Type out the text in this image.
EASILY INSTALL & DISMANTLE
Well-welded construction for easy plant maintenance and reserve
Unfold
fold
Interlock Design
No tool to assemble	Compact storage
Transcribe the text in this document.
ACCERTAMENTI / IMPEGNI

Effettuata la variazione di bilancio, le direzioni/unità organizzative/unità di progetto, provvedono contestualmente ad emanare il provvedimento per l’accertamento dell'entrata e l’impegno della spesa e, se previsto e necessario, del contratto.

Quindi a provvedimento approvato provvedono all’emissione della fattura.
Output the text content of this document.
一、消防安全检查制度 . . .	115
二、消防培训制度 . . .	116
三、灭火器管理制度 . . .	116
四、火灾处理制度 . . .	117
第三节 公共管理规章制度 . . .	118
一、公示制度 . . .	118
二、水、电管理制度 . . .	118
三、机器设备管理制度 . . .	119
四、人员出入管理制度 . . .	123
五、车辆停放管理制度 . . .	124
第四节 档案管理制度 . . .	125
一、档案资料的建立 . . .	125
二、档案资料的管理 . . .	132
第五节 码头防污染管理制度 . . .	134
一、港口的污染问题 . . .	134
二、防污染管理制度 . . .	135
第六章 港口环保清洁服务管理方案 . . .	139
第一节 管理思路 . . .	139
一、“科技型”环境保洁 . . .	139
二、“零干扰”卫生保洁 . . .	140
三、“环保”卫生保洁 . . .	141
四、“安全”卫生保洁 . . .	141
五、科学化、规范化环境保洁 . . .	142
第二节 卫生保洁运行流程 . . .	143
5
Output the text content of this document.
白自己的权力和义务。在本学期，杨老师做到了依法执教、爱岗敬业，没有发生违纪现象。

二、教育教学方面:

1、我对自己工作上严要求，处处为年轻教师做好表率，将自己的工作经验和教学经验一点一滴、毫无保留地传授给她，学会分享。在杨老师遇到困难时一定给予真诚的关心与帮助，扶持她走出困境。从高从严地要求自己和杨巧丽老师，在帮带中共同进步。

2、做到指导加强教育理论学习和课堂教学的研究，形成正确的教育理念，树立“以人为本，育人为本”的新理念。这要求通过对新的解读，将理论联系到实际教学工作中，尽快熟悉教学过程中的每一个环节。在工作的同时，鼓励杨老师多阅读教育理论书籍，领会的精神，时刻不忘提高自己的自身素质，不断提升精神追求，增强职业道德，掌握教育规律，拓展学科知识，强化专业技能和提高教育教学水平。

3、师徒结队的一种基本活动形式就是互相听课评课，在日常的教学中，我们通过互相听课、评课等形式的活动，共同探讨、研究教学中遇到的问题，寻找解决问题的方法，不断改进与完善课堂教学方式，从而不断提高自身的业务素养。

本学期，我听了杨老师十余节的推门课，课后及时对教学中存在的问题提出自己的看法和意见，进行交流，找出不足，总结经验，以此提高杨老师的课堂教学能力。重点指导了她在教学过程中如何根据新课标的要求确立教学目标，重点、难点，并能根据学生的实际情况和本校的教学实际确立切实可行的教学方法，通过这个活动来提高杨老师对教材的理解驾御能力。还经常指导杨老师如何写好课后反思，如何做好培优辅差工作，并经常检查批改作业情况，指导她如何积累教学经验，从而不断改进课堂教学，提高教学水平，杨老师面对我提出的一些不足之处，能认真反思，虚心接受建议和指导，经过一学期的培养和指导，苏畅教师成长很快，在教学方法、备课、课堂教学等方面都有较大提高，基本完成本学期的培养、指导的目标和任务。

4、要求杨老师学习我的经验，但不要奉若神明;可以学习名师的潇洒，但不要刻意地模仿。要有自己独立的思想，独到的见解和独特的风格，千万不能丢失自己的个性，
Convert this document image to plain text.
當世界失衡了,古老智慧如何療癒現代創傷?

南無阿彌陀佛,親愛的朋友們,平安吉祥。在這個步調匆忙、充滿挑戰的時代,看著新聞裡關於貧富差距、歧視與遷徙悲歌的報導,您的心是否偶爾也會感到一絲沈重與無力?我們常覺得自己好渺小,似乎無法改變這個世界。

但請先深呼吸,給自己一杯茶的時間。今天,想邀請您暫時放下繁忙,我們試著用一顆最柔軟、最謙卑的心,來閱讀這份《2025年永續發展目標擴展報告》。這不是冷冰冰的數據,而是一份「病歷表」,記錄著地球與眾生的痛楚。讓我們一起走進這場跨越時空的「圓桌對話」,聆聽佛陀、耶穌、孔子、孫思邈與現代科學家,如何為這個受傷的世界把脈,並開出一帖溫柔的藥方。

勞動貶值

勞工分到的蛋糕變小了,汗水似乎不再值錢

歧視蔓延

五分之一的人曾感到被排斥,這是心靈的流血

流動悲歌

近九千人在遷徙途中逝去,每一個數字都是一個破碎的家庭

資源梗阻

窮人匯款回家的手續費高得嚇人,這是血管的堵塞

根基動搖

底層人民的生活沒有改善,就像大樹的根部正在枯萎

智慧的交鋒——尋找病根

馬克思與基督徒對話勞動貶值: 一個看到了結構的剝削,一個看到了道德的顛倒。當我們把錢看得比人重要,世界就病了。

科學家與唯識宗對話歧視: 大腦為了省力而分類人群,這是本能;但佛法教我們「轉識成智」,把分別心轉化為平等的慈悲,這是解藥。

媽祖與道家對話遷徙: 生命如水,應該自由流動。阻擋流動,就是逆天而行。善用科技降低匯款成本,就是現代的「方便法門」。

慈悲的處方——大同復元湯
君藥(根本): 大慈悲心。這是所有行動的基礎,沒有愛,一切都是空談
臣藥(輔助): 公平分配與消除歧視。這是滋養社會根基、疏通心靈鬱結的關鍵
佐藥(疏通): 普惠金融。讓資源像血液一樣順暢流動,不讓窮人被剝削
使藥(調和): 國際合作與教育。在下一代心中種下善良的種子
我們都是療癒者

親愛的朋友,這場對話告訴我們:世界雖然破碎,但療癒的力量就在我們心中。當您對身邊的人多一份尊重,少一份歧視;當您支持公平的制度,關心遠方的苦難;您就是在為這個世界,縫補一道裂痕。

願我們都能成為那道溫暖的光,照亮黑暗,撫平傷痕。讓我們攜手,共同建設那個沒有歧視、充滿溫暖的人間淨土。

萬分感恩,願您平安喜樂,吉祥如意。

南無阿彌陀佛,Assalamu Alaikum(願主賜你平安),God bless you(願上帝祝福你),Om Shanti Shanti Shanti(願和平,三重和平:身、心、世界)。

■ GOAL ■
Each entry above is to be printed again exactly.

■ SOLUTION FOR THIS PROBLEM ■
Type out the text in this image.
EASILY INSTALL & DISMANTLE
Well-welded construction for easy plant maintenance and reserve
Unfold
fold
Interlock Design
No tool to assemble	Compact storage
Transcribe the text in this document.
ACCERTAMENTI / IMPEGNI

Effettuata la variazione di bilancio, le direzioni/unità organizzative/unità di progetto, provvedono contestualmente ad emanare il provvedimento per l’accertamento dell'entrata e l’impegno della spesa e, se previsto e necessario, del contratto.

Quindi a provvedimento approvato provvedono all’emissione della fattura.
Output the text content of this document.
一、消防安全检查制度 . . .	115
二、消防培训制度 . . .	116
三、灭火器管理制度 . . .	116
四、火灾处理制度 . . .	117
第三节 公共管理规章制度 . . .	118
一、公示制度 . . .	118
二、水、电管理制度 . . .	118
三、机器设备管理制度 . . .	119
四、人员出入管理制度 . . .	123
五、车辆停放管理制度 . . .	124
第四节 档案管理制度 . . .	125
一、档案资料的建立 . . .	125
二、档案资料的管理 . . .	132
第五节 码头防污染管理制度 . . .	134
一、港口的污染问题 . . .	134
二、防污染管理制度 . . .	135
第六章 港口环保清洁服务管理方案 . . .	139
第一节 管理思路 . . .	139
一、“科技型”环境保洁 . . .	139
二、“零干扰”卫生保洁 . . .	140
三、“环保”卫生保洁 . . .	141
四、“安全”卫生保洁 . . .	141
五、科学化、规范化环境保洁 . . .	142
第二节 卫生保洁运行流程 . . .	143
5
Output the text content of this document.
白自己的权力和义务。在本学期，杨老师做到了依法执教、爱岗敬业，没有发生违纪现象。

二、教育教学方面:

1、我对自己工作上严要求，处处为年轻教师做好表率，将自己的工作经验和教学经验一点一滴、毫无保留地传授给她，学会分享。在杨老师遇到困难时一定给予真诚的关心与帮助，扶持她走出困境。从高从严地要求自己和杨巧丽老师，在帮带中共同进步。

2、做到指导加强教育理论学习和课堂教学的研究，形成正确的教育理念，树立“以人为本，育人为本”的新理念。这要求通过对新的解读，将理论联系到实际教学工作中，尽快熟悉教学过程中的每一个环节。在工作的同时，鼓励杨老师多阅读教育理论书籍，领会的精神，时刻不忘提高自己的自身素质，不断提升精神追求，增强职业道德，掌握教育规律，拓展学科知识，强化专业技能和提高教育教学水平。

3、师徒结队的一种基本活动形式就是互相听课评课，在日常的教学中，我们通过互相听课、评课等形式的活动，共同探讨、研究教学中遇到的问题，寻找解决问题的方法，不断改进与完善课堂教学方式，从而不断提高自身的业务素养。

本学期，我听了杨老师十余节的推门课，课后及时对教学中存在的问题提出自己的看法和意见，进行交流，找出不足，总结经验，以此提高杨老师的课堂教学能力。重点指导了她在教学过程中如何根据新课标的要求确立教学目标，重点、难点，并能根据学生的实际情况和本校的教学实际确立切实可行的教学方法，通过这个活动来提高杨老师对教材的理解驾御能力。还经常指导杨老师如何写好课后反思，如何做好培优辅差工作，并经常检查批改作业情况，指导她如何积累教学经验，从而不断改进课堂教学，提高教学水平，杨老师面对我提出的一些不足之处，能认真反思，虚心接受建议和指导，经过一学期的培养和指导，苏畅教师成长很快，在教学方法、备课、课堂教学等方面都有较大提高，基本完成本学期的培养、指导的目标和任务。

4、要求杨老师学习我的经验，但不要奉若神明;可以学习名师的潇洒，但不要刻意地模仿。要有自己独立的思想，独到的见解和独特的风格，千万不能丢失自己的个性，
Convert this document image to plain text.
當世界失衡了,古老智慧如何療癒現代創傷?

南無阿彌陀佛,親愛的朋友們,平安吉祥。在這個步調匆忙、充滿挑戰的時代,看著新聞裡關於貧富差距、歧視與遷徙悲歌的報導,您的心是否偶爾也會感到一絲沈重與無力?我們常覺得自己好渺小,似乎無法改變這個世界。

但請先深呼吸,給自己一杯茶的時間。今天,想邀請您暫時放下繁忙,我們試著用一顆最柔軟、最謙卑的心,來閱讀這份《2025年永續發展目標擴展報告》。這不是冷冰冰的數據,而是一份「病歷表」,記錄著地球與眾生的痛楚。讓我們一起走進這場跨越時空的「圓桌對話」,聆聽佛陀、耶穌、孔子、孫思邈與現代科學家,如何為這個受傷的世界把脈,並開出一帖溫柔的藥方。

勞動貶值

勞工分到的蛋糕變小了,汗水似乎不再值錢

歧視蔓延

五分之一的人曾感到被排斥,這是心靈的流血

流動悲歌

近九千人在遷徙途中逝去,每一個數字都是一個破碎的家庭

資源梗阻

窮人匯款回家的手續費高得嚇人,這是血管的堵塞

根基動搖

底層人民的生活沒有改善,就像大樹的根部正在枯萎

智慧的交鋒——尋找病根

馬克思與基督徒對話勞動貶值: 一個看到了結構的剝削,一個看到了道德的顛倒。當我們把錢看得比人重要,世界就病了。

科學家與唯識宗對話歧視: 大腦為了省力而分類人群,這是本能;但佛法教我們「轉識成智」,把分別心轉化為平等的慈悲,這是解藥。

媽祖與道家對話遷徙: 生命如水,應該自由流動。阻擋流動,就是逆天而行。善用科技降低匯款成本,就是現代的「方便法門」。

慈悲的處方——大同復元湯
君藥(根本): 大慈悲心。這是所有行動的基礎,沒有愛,一切都是空談
臣藥(輔助): 公平分配與消除歧視。這是滋養社會根基、疏通心靈鬱結的關鍵
佐藥(疏通): 普惠金融。讓資源像血液一樣順暢流動,不讓窮人被剝削
使藥(調和): 國際合作與教育。在下一代心中種下善良的種子
我們都是療癒者

親愛的朋友,這場對話告訴我們:世界雖然破碎,但療癒的力量就在我們心中。當您對身邊的人多一份尊重,少一份歧視;當您支持公平的制度,關心遠方的苦難;您就是在為這個世界,縫補一道裂痕。

願我們都能成為那道溫暖的光,照亮黑暗,撫平傷痕。讓我們攜手,共同建設那個沒有歧視、充滿溫暖的人間淨土。

萬分感恩,願您平安喜樂,吉祥如意。

南無阿彌陀佛,Assalamu Alaikum(願主賜你平安),God bless you(願上帝祝福你),Om Shanti Shanti Shanti(願和平,三重和平:身、心、世界)。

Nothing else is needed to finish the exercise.